--- START Data supplied ---
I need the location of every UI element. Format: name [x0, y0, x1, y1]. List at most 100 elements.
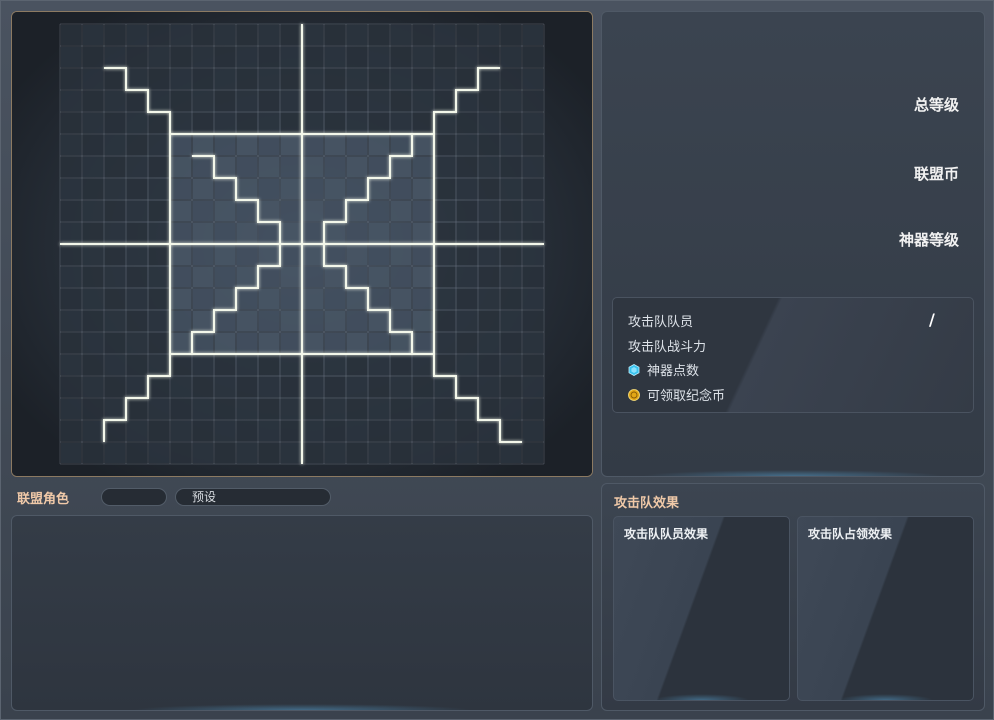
grid-cell — [523, 399, 543, 419]
grid-cell — [391, 47, 411, 67]
grid-cell — [281, 157, 301, 177]
grid-cell — [237, 443, 257, 463]
grid-cell — [523, 311, 543, 331]
grid-cell — [259, 135, 279, 155]
grid-cell — [193, 135, 213, 155]
grid-cell — [171, 267, 191, 287]
grid-cell — [105, 113, 125, 133]
grid-cell — [149, 443, 169, 463]
grid-cell — [413, 157, 433, 177]
grid-cell — [435, 179, 455, 199]
grid-cell — [237, 135, 257, 155]
grid-cell — [259, 311, 279, 331]
grid-cell — [303, 135, 323, 155]
gold-coin-icon — [628, 388, 640, 401]
union-grid-board[interactable] — [11, 11, 593, 477]
grid-cell — [457, 421, 477, 441]
grid-cell — [171, 223, 191, 243]
grid-cell — [369, 91, 389, 111]
grid-cell — [325, 47, 345, 67]
grid-cell — [61, 443, 81, 463]
grid-cell — [61, 355, 81, 375]
grid-cell — [435, 25, 455, 45]
grid-cell — [413, 245, 433, 265]
grid-cell — [303, 157, 323, 177]
power-label: 攻击队战斗力 — [628, 340, 707, 355]
grid-cell — [171, 25, 191, 45]
grid-cell — [83, 223, 103, 243]
grid-cell — [171, 399, 191, 419]
role-filter-input[interactable] — [101, 488, 167, 506]
grid-cell — [413, 399, 433, 419]
grid-cell — [259, 245, 279, 265]
grid-cell — [149, 135, 169, 155]
grid-cell — [149, 69, 169, 89]
grid-cell — [325, 289, 345, 309]
raid-effects-title: 攻击队效果 — [614, 496, 680, 511]
grid-cell — [281, 113, 301, 133]
grid-cell — [523, 25, 543, 45]
grid-cell — [171, 443, 191, 463]
grid-cell — [105, 135, 125, 155]
grid-cell — [391, 69, 411, 89]
card-glow — [838, 694, 933, 700]
grid-cell — [413, 91, 433, 111]
grid-cell — [259, 157, 279, 177]
raid-effects-panel: 攻击队效果 攻击队队员效果 攻击队占领效果 — [601, 483, 985, 711]
grid-cell — [105, 157, 125, 177]
grid-cell — [325, 201, 345, 221]
grid-cell — [413, 289, 433, 309]
alliance-roles-list[interactable] — [11, 515, 593, 711]
grid-cell — [193, 245, 213, 265]
grid-cell — [259, 399, 279, 419]
grid-cell — [347, 201, 367, 221]
grid-cell — [193, 311, 213, 331]
grid-cell — [479, 421, 499, 441]
grid-cell — [149, 113, 169, 133]
grid-cell — [237, 311, 257, 331]
grid-cell — [61, 113, 81, 133]
grid-cell — [325, 311, 345, 331]
grid-cell — [237, 69, 257, 89]
grid-cell — [435, 223, 455, 243]
grid-cell — [501, 245, 521, 265]
grid-cell — [501, 289, 521, 309]
grid-cell — [281, 333, 301, 353]
grid-cell — [501, 135, 521, 155]
grid-cell — [237, 91, 257, 111]
grid-cell — [325, 421, 345, 441]
grid-cell — [435, 355, 455, 375]
grid-cell — [281, 355, 301, 375]
grid-cell — [413, 135, 433, 155]
grid-cell — [303, 69, 323, 89]
grid-cell — [413, 267, 433, 287]
grid-cell — [281, 289, 301, 309]
grid-cell — [347, 91, 367, 111]
grid-cell — [347, 25, 367, 45]
grid-cell — [215, 201, 235, 221]
grid-cell — [457, 377, 477, 397]
grid-cell — [193, 157, 213, 177]
grid-cell — [193, 333, 213, 353]
grid-cell — [149, 245, 169, 265]
member-effect-card[interactable]: 攻击队队员效果 — [613, 516, 790, 701]
grid-cell — [457, 47, 477, 67]
grid-cell — [149, 267, 169, 287]
grid-cell — [347, 333, 367, 353]
grid-cell — [303, 311, 323, 331]
grid-cell — [347, 377, 367, 397]
grid-cell — [281, 267, 301, 287]
artifact-points-label: 神器点数 — [647, 364, 700, 379]
grid-cell — [391, 289, 411, 309]
grid-cell — [281, 245, 301, 265]
grid-cell — [127, 333, 147, 353]
grid-cell — [457, 289, 477, 309]
grid-cell — [259, 47, 279, 67]
grid-cell — [83, 47, 103, 67]
grid-cell — [347, 443, 367, 463]
grid-cell — [325, 267, 345, 287]
grid-cell — [171, 157, 191, 177]
occupy-effect-card[interactable]: 攻击队占领效果 — [797, 516, 974, 701]
preset-dropdown[interactable]: 预设 — [175, 488, 331, 506]
grid-cell — [259, 113, 279, 133]
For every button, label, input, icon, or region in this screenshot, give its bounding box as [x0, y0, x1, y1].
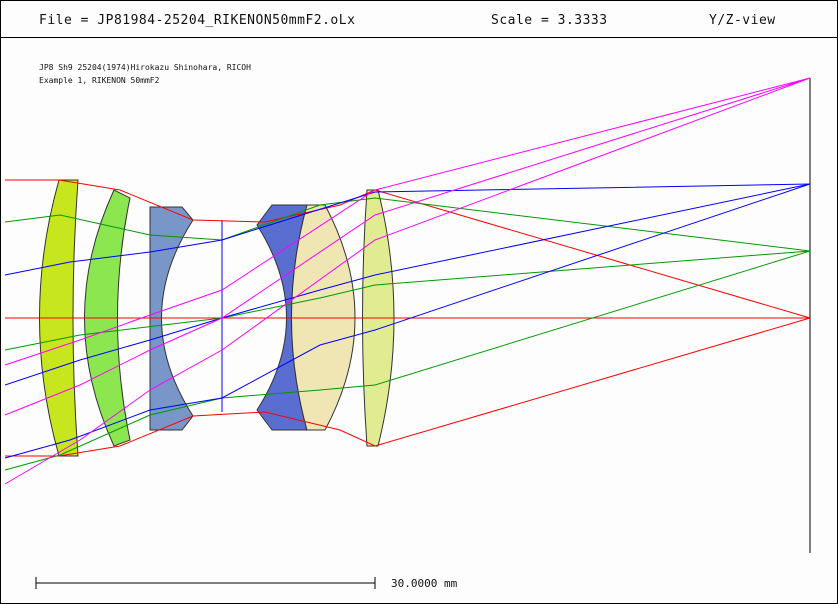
- scale-bar: [35, 577, 376, 589]
- ray-field1-chief: [4, 250, 811, 351]
- ray-field3-chief: [4, 77, 811, 416]
- lens-diagram: [4, 77, 811, 589]
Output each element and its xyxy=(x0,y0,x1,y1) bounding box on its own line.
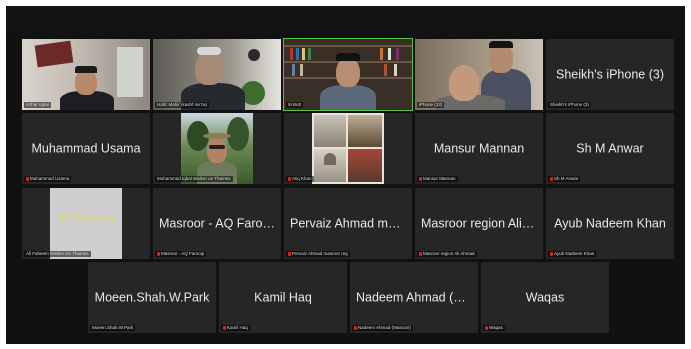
mic-muted-icon xyxy=(550,177,553,181)
mic-muted-icon xyxy=(419,252,422,256)
mic-muted-icon xyxy=(485,326,488,330)
participant-name: Masroor - AQ Farooqi xyxy=(159,215,280,230)
participant-name: Pervaiz Ahmad masr... xyxy=(290,215,412,230)
participant-caption: Ali Faheem Walton On Thames xyxy=(24,251,91,257)
participant-tile[interactable]: Sh M Anwar Sh M Anwar xyxy=(546,113,674,184)
participant-video xyxy=(153,39,281,110)
mic-muted-icon xyxy=(419,177,422,181)
participant-name: Ali Faheem xyxy=(57,214,115,225)
participant-tile[interactable]: M Butt xyxy=(283,38,413,111)
participant-tile[interactable]: Ali Faheem Ali Faheem Walton On Thames xyxy=(22,188,150,259)
mic-muted-icon xyxy=(26,177,29,181)
participant-tile[interactable]: Pervaiz Ahmad masr... Pervaiz Ahmad masr… xyxy=(284,188,412,259)
participant-name: Ayub Nadeem Khan xyxy=(554,215,666,230)
participant-tile[interactable]: Waqas Waqas xyxy=(481,262,609,333)
participant-name: Waqas xyxy=(525,289,565,304)
participant-caption: iPhone (33) xyxy=(417,102,445,108)
participant-tile[interactable]: Nadeem Ahmad (Ma... Nadeem Ahmad (Masroo… xyxy=(350,262,478,333)
participant-video xyxy=(284,113,412,184)
participant-caption: Nadeem Ahmad (Masroor) xyxy=(352,325,414,331)
gallery-row-4: Moeen.Shah.W.Park Moeen.Shah.W.Park Kami… xyxy=(88,262,609,333)
participant-video xyxy=(153,113,281,184)
participant-tile[interactable]: Atiq Khan xyxy=(284,113,412,184)
participant-caption: Waqas xyxy=(483,325,505,331)
participant-video xyxy=(22,39,150,110)
participant-caption: Sheikh's iPhone (3) xyxy=(548,102,591,108)
participant-video: Ali Faheem xyxy=(22,188,150,259)
mic-muted-icon xyxy=(354,326,357,330)
mic-muted-icon xyxy=(288,177,291,181)
mic-muted-icon xyxy=(157,252,160,256)
participant-tile[interactable]: Sheikh's iPhone (3) Sheikh's iPhone (3) xyxy=(546,39,674,110)
participant-tile[interactable]: Masroor region Ali Ah... Masroor region … xyxy=(415,188,543,259)
participant-tile[interactable]: Ayub Nadeem Khan Ayub Nadeem Khan xyxy=(546,188,674,259)
participant-tile[interactable]: Moeen.Shah.W.Park Moeen.Shah.W.Park xyxy=(88,262,216,333)
gallery-row-1: Azhar Iqbal Hafiz Mahir (kashf mirza) M … xyxy=(22,38,674,111)
participant-caption: Moeen.Shah.W.Park xyxy=(90,325,136,331)
participant-caption: Sh M Anwar xyxy=(548,176,581,182)
participant-name: Mansur Mannan xyxy=(433,140,525,155)
participant-caption: M Butt xyxy=(286,102,304,108)
participant-tile[interactable]: Mansur Mannan Mansur Mannan xyxy=(415,113,543,184)
participant-tile[interactable]: Hafiz Mahir (kashf mirza) xyxy=(153,39,281,110)
participant-name: Masroor region Ali Ah... xyxy=(421,215,543,230)
participant-caption: Muhammad Iqbal Walton on Thames xyxy=(155,176,233,182)
participant-video xyxy=(415,39,543,110)
participant-caption: Kamil Haq xyxy=(221,325,250,331)
participant-tile[interactable]: iPhone (33) xyxy=(415,39,543,110)
mic-muted-icon xyxy=(288,252,291,256)
participant-video xyxy=(284,39,412,110)
participant-name: Nadeem Ahmad (Ma... xyxy=(356,289,478,304)
participant-caption: Masroor - AQ Farooqi xyxy=(155,251,207,257)
participant-tile[interactable]: Muhammad Usama Muhammad Usama xyxy=(22,113,150,184)
participant-name: Muhammad Usama xyxy=(31,140,141,155)
participant-caption: Muhammad Usama xyxy=(24,176,72,182)
meeting-window: Azhar Iqbal Hafiz Mahir (kashf mirza) M … xyxy=(6,6,685,344)
participant-name: Sheikh's iPhone (3) xyxy=(555,66,664,81)
mic-muted-icon xyxy=(223,326,226,330)
participant-caption: Pervaiz Ahmad masroor reg xyxy=(286,251,350,257)
participant-caption: Ayub Nadeem Khan xyxy=(548,251,597,257)
mic-muted-icon xyxy=(550,252,553,256)
gallery-row-2: Muhammad Usama Muhammad Usama Muhammad I… xyxy=(22,113,674,184)
participant-name: Kamil Haq xyxy=(254,289,312,304)
participant-caption: Azhar Iqbal xyxy=(24,102,51,108)
participant-name: Sh M Anwar xyxy=(576,140,644,155)
participant-tile[interactable]: Muhammad Iqbal Walton on Thames xyxy=(153,113,281,184)
participant-name: Moeen.Shah.W.Park xyxy=(94,289,210,304)
participant-caption: Hafiz Mahir (kashf mirza) xyxy=(155,102,210,108)
participant-caption: Mansur Mannan xyxy=(417,176,458,182)
participant-tile[interactable]: Azhar Iqbal xyxy=(22,39,150,110)
gallery-row-3: Ali Faheem Ali Faheem Walton On Thames M… xyxy=(22,188,674,259)
participant-tile[interactable]: Masroor - AQ Farooqi Masroor - AQ Farooq… xyxy=(153,188,281,259)
participant-caption: Atiq Khan xyxy=(286,176,314,182)
participant-caption: Masroor region Ali Ahmad xyxy=(417,251,477,257)
participant-tile[interactable]: Kamil Haq Kamil Haq xyxy=(219,262,347,333)
top-bar xyxy=(6,6,685,36)
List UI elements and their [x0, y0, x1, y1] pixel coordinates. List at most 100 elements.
--- END Data supplied ---
• Problem statement
Print the records verbatim, beginning at the line that contains "- scale-bar: [35, 577, 376, 589]" and stopping after the line that contains "Output each element".

• Final result
- scale-bar: [35, 577, 376, 589]
- ray-field1-chief: [4, 250, 811, 351]
- ray-field3-chief: [4, 77, 811, 416]
- lens-diagram: [4, 77, 811, 589]
Output each element and its xyxy=(x0,y0,x1,y1) bounding box on its own line.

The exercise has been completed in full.